Short problem
Print the entries below word for word; the pictures stay out of your copy.

# Material start

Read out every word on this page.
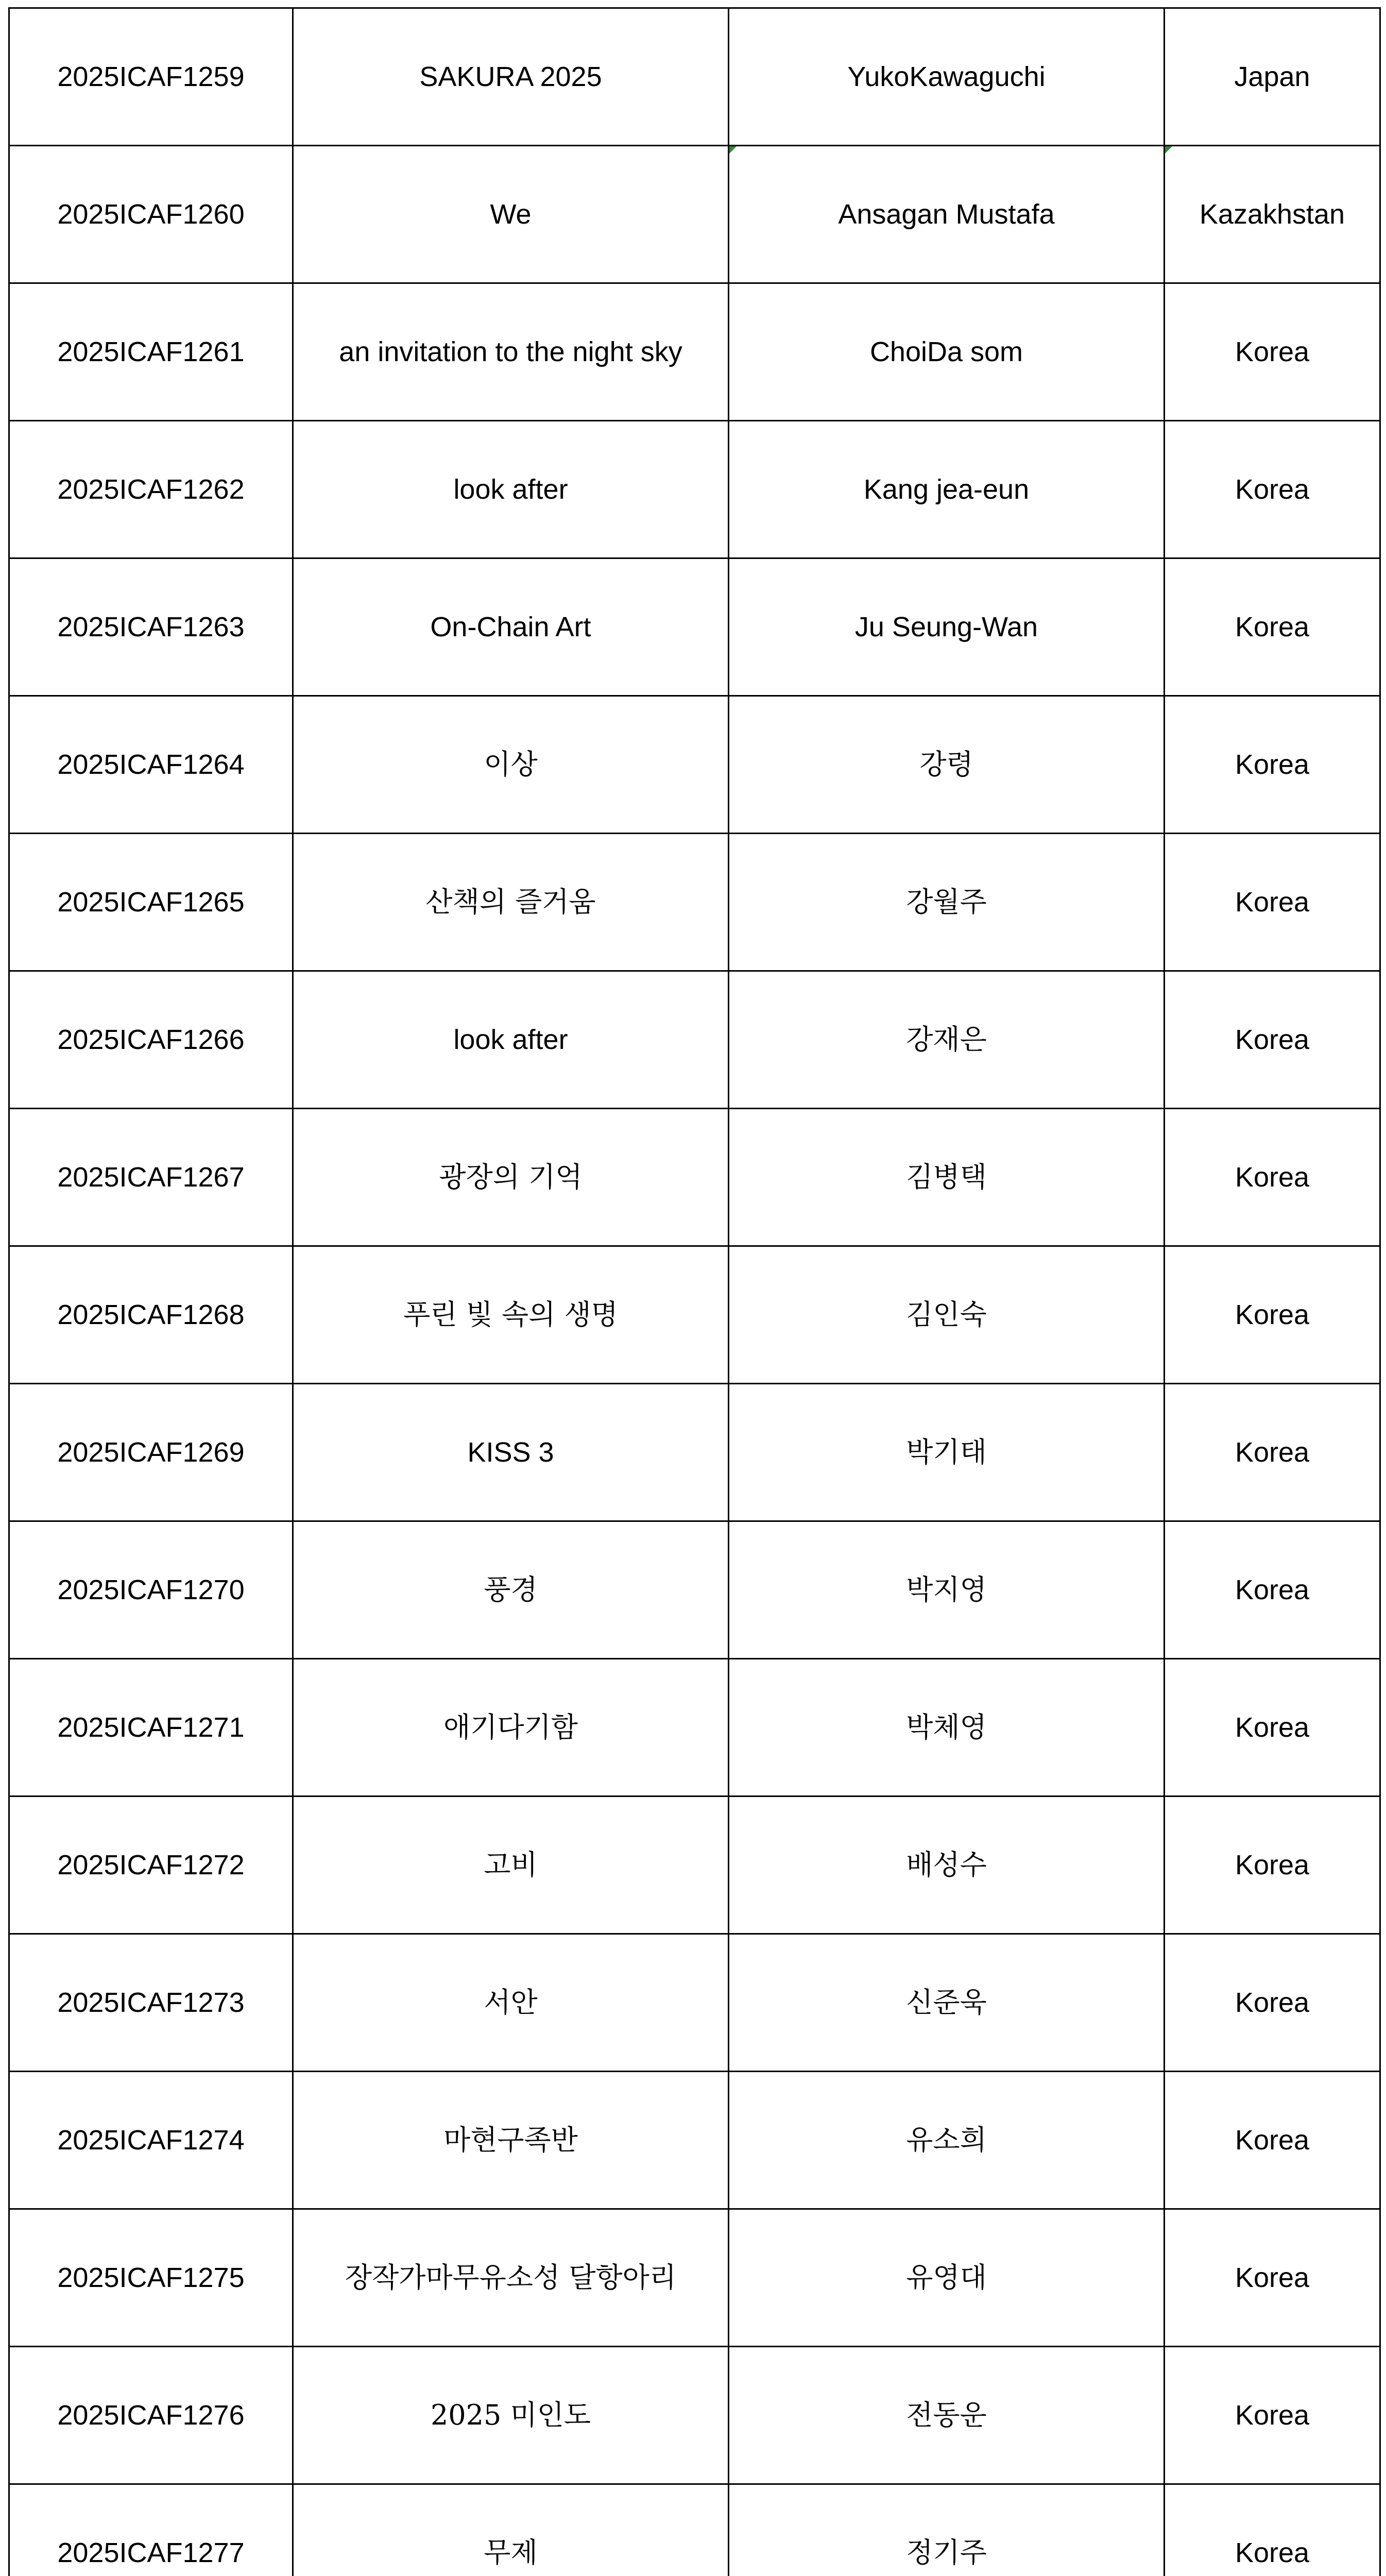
2025ICAF1259	SAKURA 2025	YukoKawaguchi	Japan
2025ICAF1260	We	Ansagan Mustafa	Kazakhstan
2025ICAF1261	an invitation to the night sky	ChoiDa som	Korea
2025ICAF1262	look after	Kang jea-eun	Korea
2025ICAF1263	On-Chain Art	Ju Seung-Wan	Korea
2025ICAF1264	이상	강령	Korea
2025ICAF1265	산책의 즐거움	강월주	Korea
2025ICAF1266	look after	강재은	Korea
2025ICAF1267	광장의 기억	김병택	Korea
2025ICAF1268	푸린 빛 속의 생명	김인숙	Korea
2025ICAF1269	KISS 3	박기태	Korea
2025ICAF1270	풍경	박지영	Korea
2025ICAF1271	애기다기함	박체영	Korea
2025ICAF1272	고비	배성수	Korea
2025ICAF1273	서안	신준욱	Korea
2025ICAF1274	마현구족반	유소희	Korea
2025ICAF1275	장작가마무유소성 달항아리	유영대	Korea
2025ICAF1276	2025 미인도	전동운	Korea
2025ICAF1277	무제	정기주	Korea
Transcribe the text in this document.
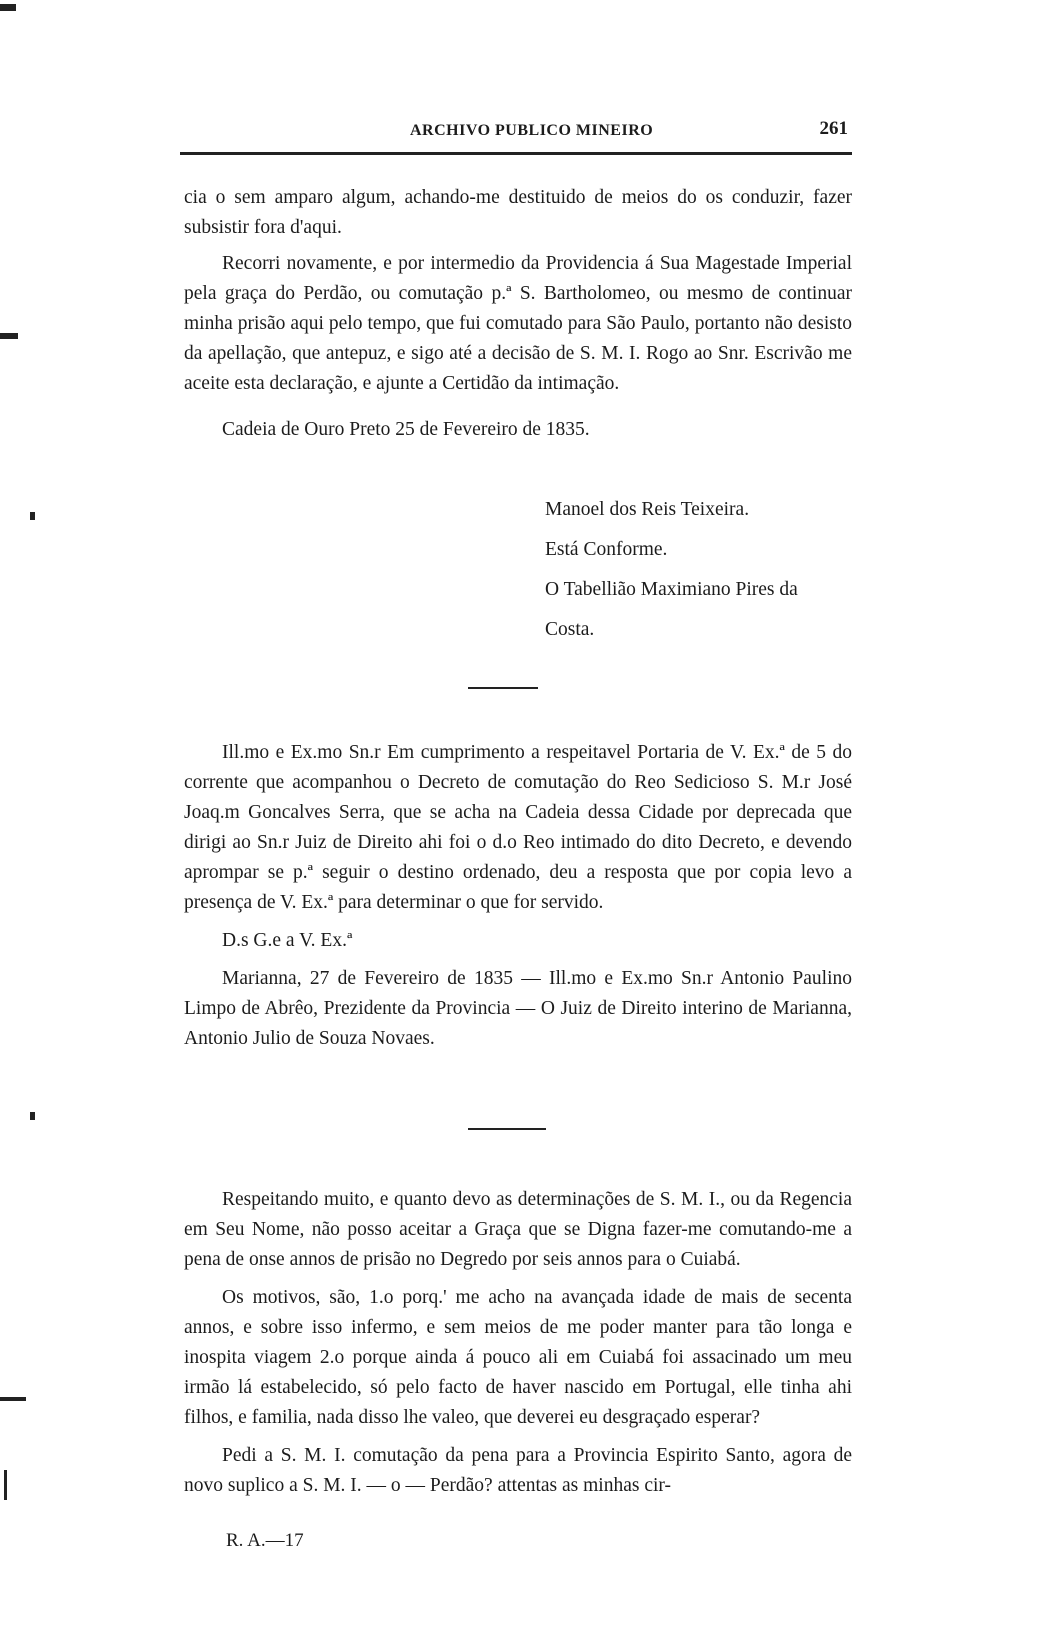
ARCHIVO PUBLICO MINEIRO	261

cia o sem amparo algum, achando-me destituido de meios do os conduzir, fazer subsistir fora d'aqui.

Recorri novamente, e por intermedio da Providencia á Sua Magestade Imperial pela graça do Perdão, ou comutação p.ª S. Bartholomeo, ou mesmo de continuar minha prisão aqui pelo tempo, que fui comutado para São Paulo, portanto não desisto da apellação, que antepuz, e sigo até a decisão de S. M. I. Rogo ao Snr. Escrivão me aceite esta declaração, e ajunte a Certidão da intimação.

Cadeia de Ouro Preto 25 de Fevereiro de 1835.

Manoel dos Reis Teixeira.
Está Conforme.
O Tabellião Maximiano Pires da
Costa.

Ill.mo e Ex.mo Sn.r Em cumprimento a respeitavel Portaria de V. Ex.ª de 5 do corrente que acompanhou o Decreto de comutação do Reo Sedicioso S. M.r José Joaq.m Goncalves Serra, que se acha na Cadeia dessa Cidade por deprecada que dirigi ao Sn.r Juiz de Direito ahi foi o d.o Reo intimado do dito Decreto, e devendo aprompar se p.ª seguir o destino ordenado, deu a resposta que por copia levo a presença de V. Ex.ª para determinar o que for servido.

D.s G.e a V. Ex.ª

Marianna, 27 de Fevereiro de 1835 — Ill.mo e Ex.mo Sn.r Antonio Paulino Limpo de Abrêo, Prezidente da Provincia — O Juiz de Direito interino de Marianna, Antonio Julio de Souza Novaes.

Respeitando muito, e quanto devo as determinações de S. M. I., ou da Regencia em Seu Nome, não posso aceitar a Graça que se Digna fazer-me comutando-me a pena de onse annos de prisão no Degredo por seis annos para o Cuiabá.

Os motivos, são, 1.o porq.' me acho na avançada idade de mais de secenta annos, e sobre isso infermo, e sem meios de me poder manter para tão longa e inospita viagem 2.o porque ainda á pouco ali em Cuiabá foi assacinado um meu irmão lá estabelecido, só pelo facto de haver nascido em Portugal, elle tinha ahi filhos, e familia, nada disso lhe valeo, que deverei eu desgraçado esperar?

Pedi a S. M. I. comutação da pena para a Provincia Espirito Santo, agora de novo suplico a S. M. I. — o — Perdão? attentas as minhas cir-

R. A.—17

# Material end

Exercise solution
Read out every word on this page.
2025ICAF1259	SAKURA 2025	YukoKawaguchi	Japan
2025ICAF1260	We	Ansagan Mustafa	Kazakhstan
2025ICAF1261	an invitation to the night sky	ChoiDa som	Korea
2025ICAF1262	look after	Kang jea-eun	Korea
2025ICAF1263	On-Chain Art	Ju Seung-Wan	Korea
2025ICAF1264	이상	강령	Korea
2025ICAF1265	산책의 즐거움	강월주	Korea
2025ICAF1266	look after	강재은	Korea
2025ICAF1267	광장의 기억	김병택	Korea
2025ICAF1268	푸린 빛 속의 생명	김인숙	Korea
2025ICAF1269	KISS 3	박기태	Korea
2025ICAF1270	풍경	박지영	Korea
2025ICAF1271	애기다기함	박체영	Korea
2025ICAF1272	고비	배성수	Korea
2025ICAF1273	서안	신준욱	Korea
2025ICAF1274	마현구족반	유소희	Korea
2025ICAF1275	장작가마무유소성 달항아리	유영대	Korea
2025ICAF1276	2025 미인도	전동운	Korea
2025ICAF1277	무제	정기주	Korea
Transcribe the text in this document.
ARCHIVO PUBLICO MINEIRO	261

cia o sem amparo algum, achando-me destituido de meios do os conduzir, fazer subsistir fora d'aqui.

Recorri novamente, e por intermedio da Providencia á Sua Magestade Imperial pela graça do Perdão, ou comutação p.ª S. Bartholomeo, ou mesmo de continuar minha prisão aqui pelo tempo, que fui comutado para São Paulo, portanto não desisto da apellação, que antepuz, e sigo até a decisão de S. M. I. Rogo ao Snr. Escrivão me aceite esta declaração, e ajunte a Certidão da intimação.

Cadeia de Ouro Preto 25 de Fevereiro de 1835.

Manoel dos Reis Teixeira.
Está Conforme.
O Tabellião Maximiano Pires da
Costa.

Ill.mo e Ex.mo Sn.r Em cumprimento a respeitavel Portaria de V. Ex.ª de 5 do corrente que acompanhou o Decreto de comutação do Reo Sedicioso S. M.r José Joaq.m Goncalves Serra, que se acha na Cadeia dessa Cidade por deprecada que dirigi ao Sn.r Juiz de Direito ahi foi o d.o Reo intimado do dito Decreto, e devendo aprompar se p.ª seguir o destino ordenado, deu a resposta que por copia levo a presença de V. Ex.ª para determinar o que for servido.

D.s G.e a V. Ex.ª

Marianna, 27 de Fevereiro de 1835 — Ill.mo e Ex.mo Sn.r Antonio Paulino Limpo de Abrêo, Prezidente da Provincia — O Juiz de Direito interino de Marianna, Antonio Julio de Souza Novaes.

Respeitando muito, e quanto devo as determinações de S. M. I., ou da Regencia em Seu Nome, não posso aceitar a Graça que se Digna fazer-me comutando-me a pena de onse annos de prisão no Degredo por seis annos para o Cuiabá.

Os motivos, são, 1.o porq.' me acho na avançada idade de mais de secenta annos, e sobre isso infermo, e sem meios de me poder manter para tão longa e inospita viagem 2.o porque ainda á pouco ali em Cuiabá foi assacinado um meu irmão lá estabelecido, só pelo facto de haver nascido em Portugal, elle tinha ahi filhos, e familia, nada disso lhe valeo, que deverei eu desgraçado esperar?

Pedi a S. M. I. comutação da pena para a Provincia Espirito Santo, agora de novo suplico a S. M. I. — o — Perdão? attentas as minhas cir-

R. A.—17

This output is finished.